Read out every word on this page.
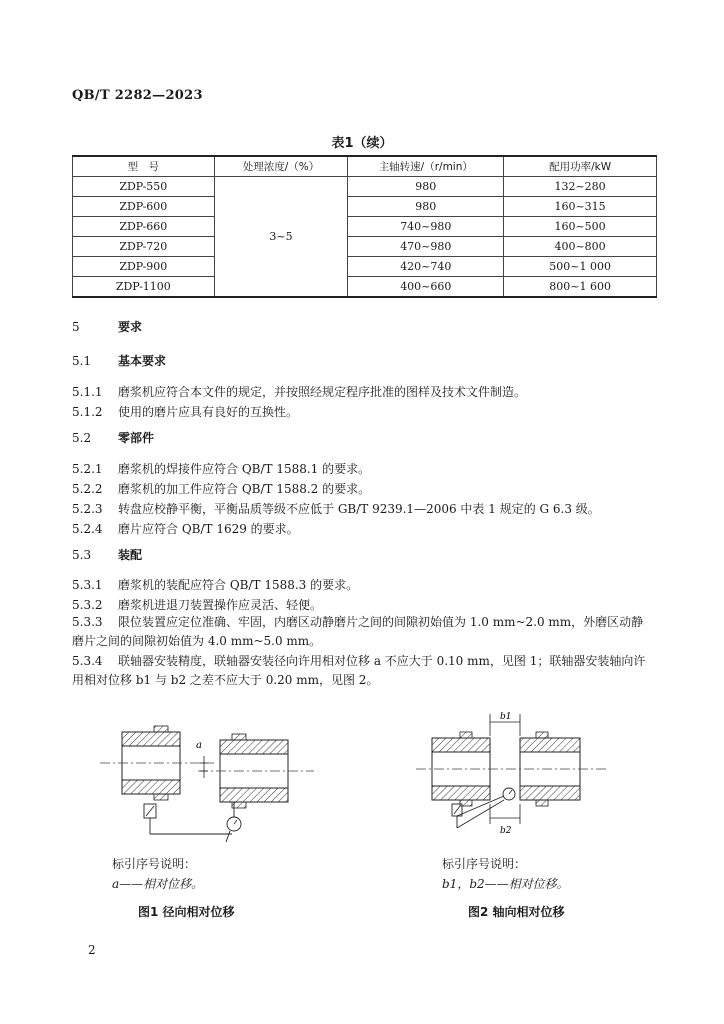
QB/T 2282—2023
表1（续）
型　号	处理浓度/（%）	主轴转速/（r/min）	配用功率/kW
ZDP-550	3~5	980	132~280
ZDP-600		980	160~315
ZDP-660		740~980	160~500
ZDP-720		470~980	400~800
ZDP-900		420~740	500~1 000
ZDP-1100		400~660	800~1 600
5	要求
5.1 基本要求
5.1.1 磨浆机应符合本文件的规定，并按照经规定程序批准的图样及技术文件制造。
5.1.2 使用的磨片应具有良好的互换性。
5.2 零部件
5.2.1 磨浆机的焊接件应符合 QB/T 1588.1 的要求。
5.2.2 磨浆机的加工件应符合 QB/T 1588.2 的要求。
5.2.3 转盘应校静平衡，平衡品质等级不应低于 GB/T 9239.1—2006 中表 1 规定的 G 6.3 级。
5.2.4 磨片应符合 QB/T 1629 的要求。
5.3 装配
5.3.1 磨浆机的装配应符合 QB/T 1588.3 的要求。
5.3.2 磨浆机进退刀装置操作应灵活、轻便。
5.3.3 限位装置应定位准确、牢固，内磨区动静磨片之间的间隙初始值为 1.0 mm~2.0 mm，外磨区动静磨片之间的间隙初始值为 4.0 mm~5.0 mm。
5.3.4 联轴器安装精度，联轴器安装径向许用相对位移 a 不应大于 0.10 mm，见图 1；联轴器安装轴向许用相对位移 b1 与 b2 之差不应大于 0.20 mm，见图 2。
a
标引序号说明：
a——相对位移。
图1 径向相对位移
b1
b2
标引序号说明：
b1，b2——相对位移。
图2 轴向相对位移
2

Job:
Omit every picture, then reproduce the rest of the listing exactly.

The completed task:
Read out every word on this page.
QB/T 2282—2023
表1（续）
型　号	处理浓度/（%）	主轴转速/（r/min）	配用功率/kW
ZDP-550	3~5	980	132~280
ZDP-600		980	160~315
ZDP-660		740~980	160~500
ZDP-720		470~980	400~800
ZDP-900		420~740	500~1 000
ZDP-1100		400~660	800~1 600
5	要求
5.1 基本要求
5.1.1 磨浆机应符合本文件的规定，并按照经规定程序批准的图样及技术文件制造。
5.1.2 使用的磨片应具有良好的互换性。
5.2 零部件
5.2.1 磨浆机的焊接件应符合 QB/T 1588.1 的要求。
5.2.2 磨浆机的加工件应符合 QB/T 1588.2 的要求。
5.2.3 转盘应校静平衡，平衡品质等级不应低于 GB/T 9239.1—2006 中表 1 规定的 G 6.3 级。
5.2.4 磨片应符合 QB/T 1629 的要求。
5.3 装配
5.3.1 磨浆机的装配应符合 QB/T 1588.3 的要求。
5.3.2 磨浆机进退刀装置操作应灵活、轻便。
5.3.3 限位装置应定位准确、牢固，内磨区动静磨片之间的间隙初始值为 1.0 mm~2.0 mm，外磨区动静磨片之间的间隙初始值为 4.0 mm~5.0 mm。
5.3.4 联轴器安装精度，联轴器安装径向许用相对位移 a 不应大于 0.10 mm，见图 1；联轴器安装轴向许用相对位移 b1 与 b2 之差不应大于 0.20 mm，见图 2。
a
标引序号说明：
a——相对位移。
图1 径向相对位移
b1
b2
标引序号说明：
b1，b2——相对位移。
图2 轴向相对位移
2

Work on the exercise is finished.